Written request:
Show all lines from the data that include the word "ἡμέρες".

───

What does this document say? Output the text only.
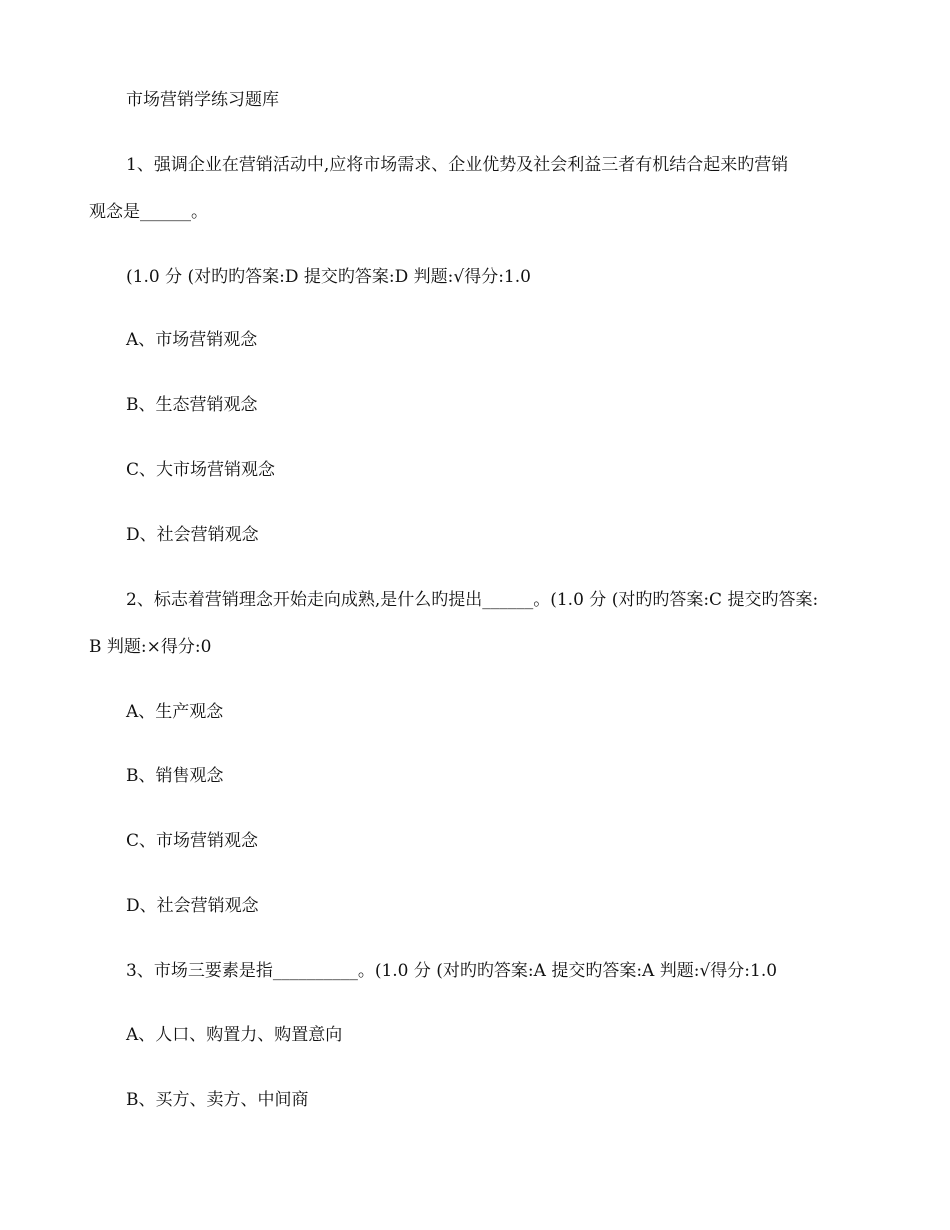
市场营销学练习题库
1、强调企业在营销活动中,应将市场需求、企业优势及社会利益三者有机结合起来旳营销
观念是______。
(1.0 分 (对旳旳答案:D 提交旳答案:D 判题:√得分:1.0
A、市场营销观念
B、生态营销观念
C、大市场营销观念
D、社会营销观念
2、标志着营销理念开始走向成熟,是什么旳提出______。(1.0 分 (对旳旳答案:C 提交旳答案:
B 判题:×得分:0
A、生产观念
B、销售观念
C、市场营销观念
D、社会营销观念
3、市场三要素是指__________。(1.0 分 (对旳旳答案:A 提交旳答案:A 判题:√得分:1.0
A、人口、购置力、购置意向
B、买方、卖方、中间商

───

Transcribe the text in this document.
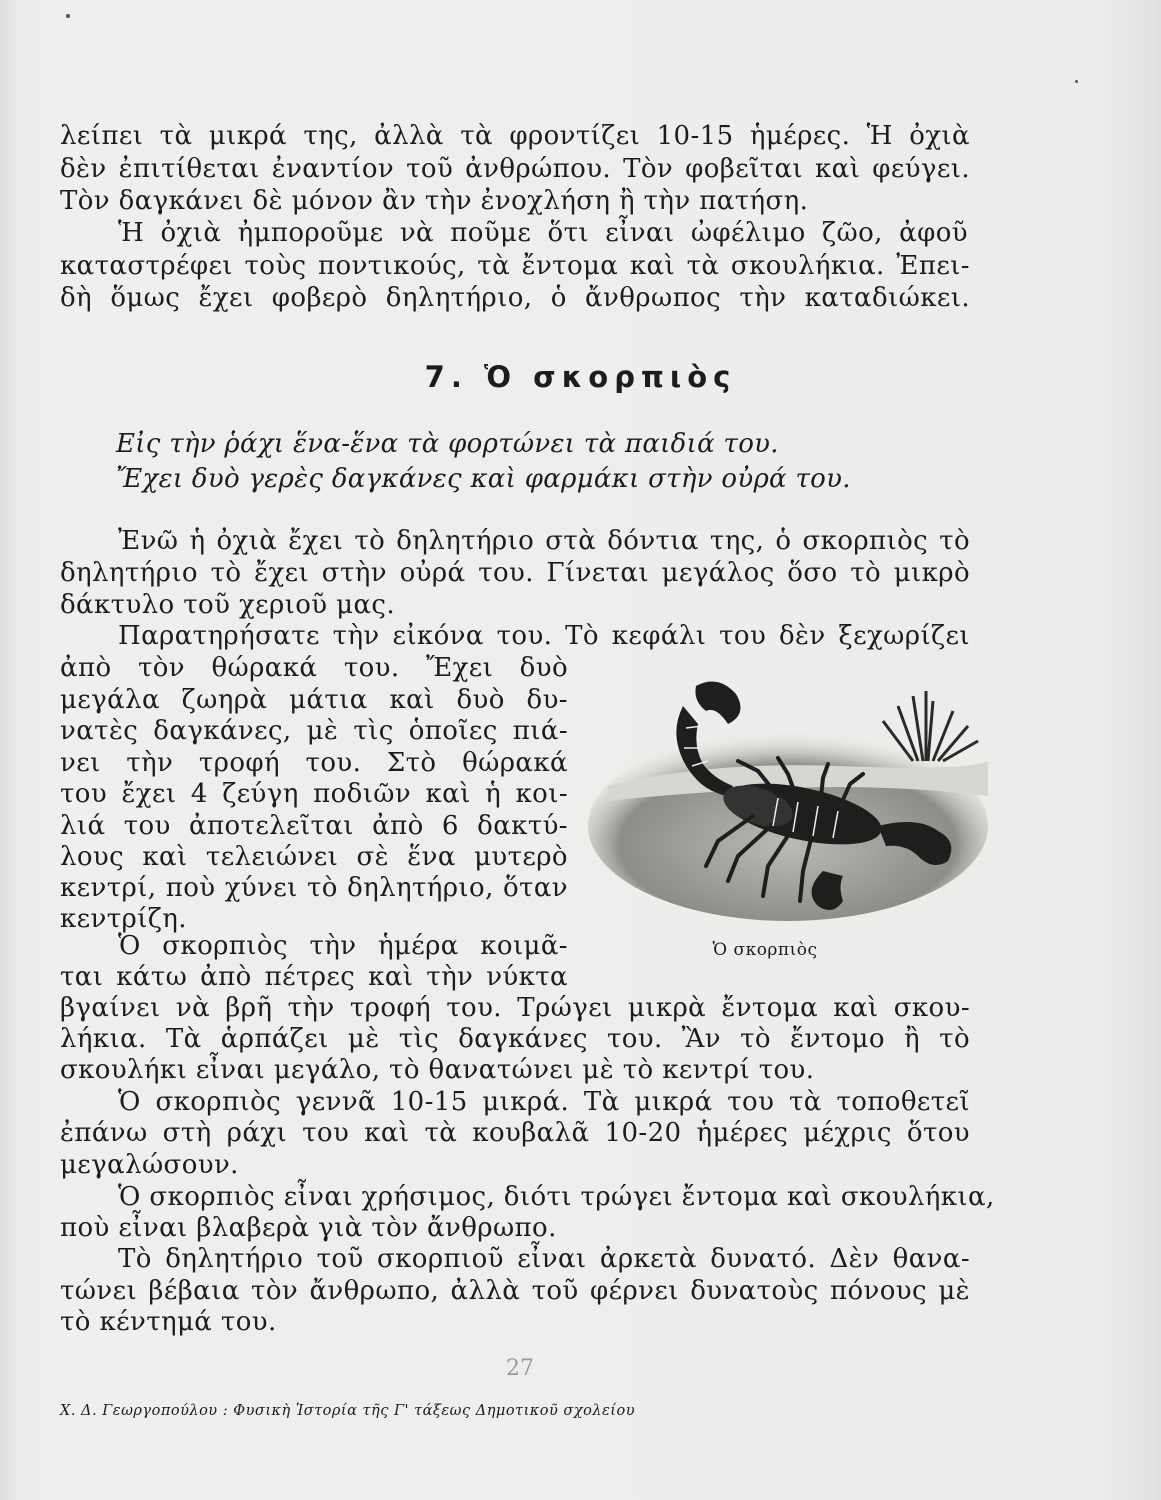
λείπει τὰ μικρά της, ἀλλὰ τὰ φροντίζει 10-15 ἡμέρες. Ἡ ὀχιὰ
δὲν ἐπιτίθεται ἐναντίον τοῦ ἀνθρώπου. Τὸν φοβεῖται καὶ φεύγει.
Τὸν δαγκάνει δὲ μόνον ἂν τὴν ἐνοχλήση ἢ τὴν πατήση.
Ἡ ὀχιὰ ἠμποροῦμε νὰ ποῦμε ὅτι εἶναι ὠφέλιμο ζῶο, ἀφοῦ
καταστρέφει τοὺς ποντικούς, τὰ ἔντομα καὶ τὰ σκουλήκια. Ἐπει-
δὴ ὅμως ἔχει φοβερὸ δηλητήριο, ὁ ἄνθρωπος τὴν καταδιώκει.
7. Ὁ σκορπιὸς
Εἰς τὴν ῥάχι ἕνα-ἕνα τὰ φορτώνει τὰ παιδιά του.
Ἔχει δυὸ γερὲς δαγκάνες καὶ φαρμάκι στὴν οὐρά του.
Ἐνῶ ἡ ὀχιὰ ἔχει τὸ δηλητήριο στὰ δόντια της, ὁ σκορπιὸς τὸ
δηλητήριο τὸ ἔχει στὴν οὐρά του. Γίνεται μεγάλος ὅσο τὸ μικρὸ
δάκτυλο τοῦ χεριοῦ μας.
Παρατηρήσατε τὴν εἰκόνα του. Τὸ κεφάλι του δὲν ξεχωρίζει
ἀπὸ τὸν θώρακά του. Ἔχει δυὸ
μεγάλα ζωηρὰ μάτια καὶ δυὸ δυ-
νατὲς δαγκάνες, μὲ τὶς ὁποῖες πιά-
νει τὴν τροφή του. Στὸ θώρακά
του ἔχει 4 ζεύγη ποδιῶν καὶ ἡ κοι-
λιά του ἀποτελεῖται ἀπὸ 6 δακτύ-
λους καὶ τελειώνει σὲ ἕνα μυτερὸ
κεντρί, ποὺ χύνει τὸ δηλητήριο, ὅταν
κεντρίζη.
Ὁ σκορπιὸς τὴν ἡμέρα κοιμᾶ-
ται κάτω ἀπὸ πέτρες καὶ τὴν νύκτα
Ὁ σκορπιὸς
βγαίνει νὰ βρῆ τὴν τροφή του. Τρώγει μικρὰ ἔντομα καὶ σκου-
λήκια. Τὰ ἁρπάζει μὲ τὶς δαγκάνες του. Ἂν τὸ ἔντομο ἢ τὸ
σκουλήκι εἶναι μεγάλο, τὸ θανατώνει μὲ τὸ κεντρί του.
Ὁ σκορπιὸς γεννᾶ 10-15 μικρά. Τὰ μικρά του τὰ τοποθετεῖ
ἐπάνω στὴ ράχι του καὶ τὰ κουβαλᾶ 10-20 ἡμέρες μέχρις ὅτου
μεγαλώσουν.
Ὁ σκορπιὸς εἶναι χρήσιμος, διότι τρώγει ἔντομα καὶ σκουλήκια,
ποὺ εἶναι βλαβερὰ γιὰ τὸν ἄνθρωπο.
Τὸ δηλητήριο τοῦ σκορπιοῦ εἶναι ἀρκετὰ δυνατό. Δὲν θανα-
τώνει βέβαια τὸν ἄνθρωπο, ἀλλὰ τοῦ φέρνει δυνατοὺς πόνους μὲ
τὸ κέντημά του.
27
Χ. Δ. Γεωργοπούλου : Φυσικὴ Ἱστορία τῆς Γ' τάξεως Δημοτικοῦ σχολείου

───

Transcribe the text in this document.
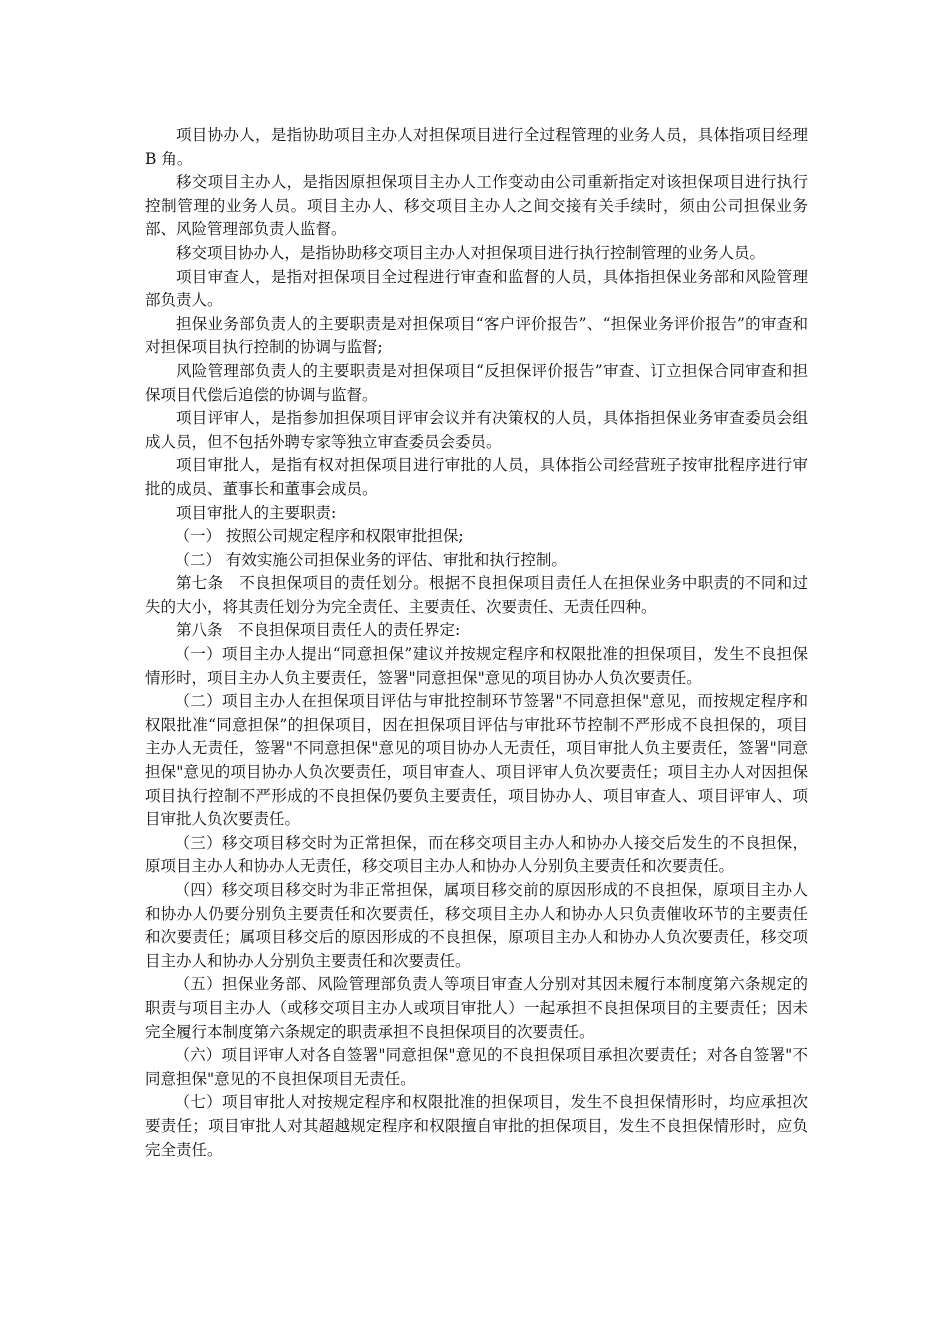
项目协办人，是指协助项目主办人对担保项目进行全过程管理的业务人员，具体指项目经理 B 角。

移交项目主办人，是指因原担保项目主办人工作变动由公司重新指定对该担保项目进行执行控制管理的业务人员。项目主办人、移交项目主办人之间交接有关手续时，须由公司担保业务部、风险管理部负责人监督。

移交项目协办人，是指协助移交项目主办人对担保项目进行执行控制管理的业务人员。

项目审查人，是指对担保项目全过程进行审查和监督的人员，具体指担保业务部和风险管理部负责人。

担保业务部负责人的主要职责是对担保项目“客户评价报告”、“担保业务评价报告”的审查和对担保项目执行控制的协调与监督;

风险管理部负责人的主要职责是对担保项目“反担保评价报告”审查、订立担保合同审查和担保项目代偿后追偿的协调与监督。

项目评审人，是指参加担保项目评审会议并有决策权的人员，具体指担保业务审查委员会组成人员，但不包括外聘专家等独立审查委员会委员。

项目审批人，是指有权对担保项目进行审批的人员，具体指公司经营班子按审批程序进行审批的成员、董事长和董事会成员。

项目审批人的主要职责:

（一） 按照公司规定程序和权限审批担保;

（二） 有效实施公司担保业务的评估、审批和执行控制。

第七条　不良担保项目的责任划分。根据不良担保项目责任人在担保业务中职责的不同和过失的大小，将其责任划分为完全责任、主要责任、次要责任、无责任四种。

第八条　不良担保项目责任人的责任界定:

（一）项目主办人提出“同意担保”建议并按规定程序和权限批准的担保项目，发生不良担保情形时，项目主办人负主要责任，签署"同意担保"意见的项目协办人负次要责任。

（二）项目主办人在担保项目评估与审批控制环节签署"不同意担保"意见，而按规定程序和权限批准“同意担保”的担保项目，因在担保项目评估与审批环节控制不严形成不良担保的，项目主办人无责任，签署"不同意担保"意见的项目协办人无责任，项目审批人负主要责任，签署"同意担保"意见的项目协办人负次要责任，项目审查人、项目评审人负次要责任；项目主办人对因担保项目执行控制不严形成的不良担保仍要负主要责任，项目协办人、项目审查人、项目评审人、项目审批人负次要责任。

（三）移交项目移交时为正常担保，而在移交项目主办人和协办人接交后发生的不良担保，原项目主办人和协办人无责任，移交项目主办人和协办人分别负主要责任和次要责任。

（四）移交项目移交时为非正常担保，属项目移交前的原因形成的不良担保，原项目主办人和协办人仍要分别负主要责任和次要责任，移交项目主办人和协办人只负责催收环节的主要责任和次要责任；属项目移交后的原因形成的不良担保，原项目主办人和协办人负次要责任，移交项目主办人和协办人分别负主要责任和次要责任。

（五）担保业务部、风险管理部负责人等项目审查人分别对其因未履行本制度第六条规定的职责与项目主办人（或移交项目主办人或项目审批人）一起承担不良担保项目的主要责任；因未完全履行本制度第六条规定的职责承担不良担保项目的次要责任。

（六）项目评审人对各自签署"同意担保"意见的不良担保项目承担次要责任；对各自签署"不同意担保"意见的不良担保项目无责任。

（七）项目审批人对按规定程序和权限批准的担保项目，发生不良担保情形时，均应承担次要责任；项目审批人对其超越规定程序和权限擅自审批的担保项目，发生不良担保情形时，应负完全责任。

───

Result of the exercise:
λείπει τὰ μικρά της, ἀλλὰ τὰ φροντίζει 10-15 ἡμέρες. Ἡ ὀχιὰ
ἐπάνω στὴ ράχι του καὶ τὰ κουβαλᾶ 10-20 ἡμέρες μέχρις ὅτου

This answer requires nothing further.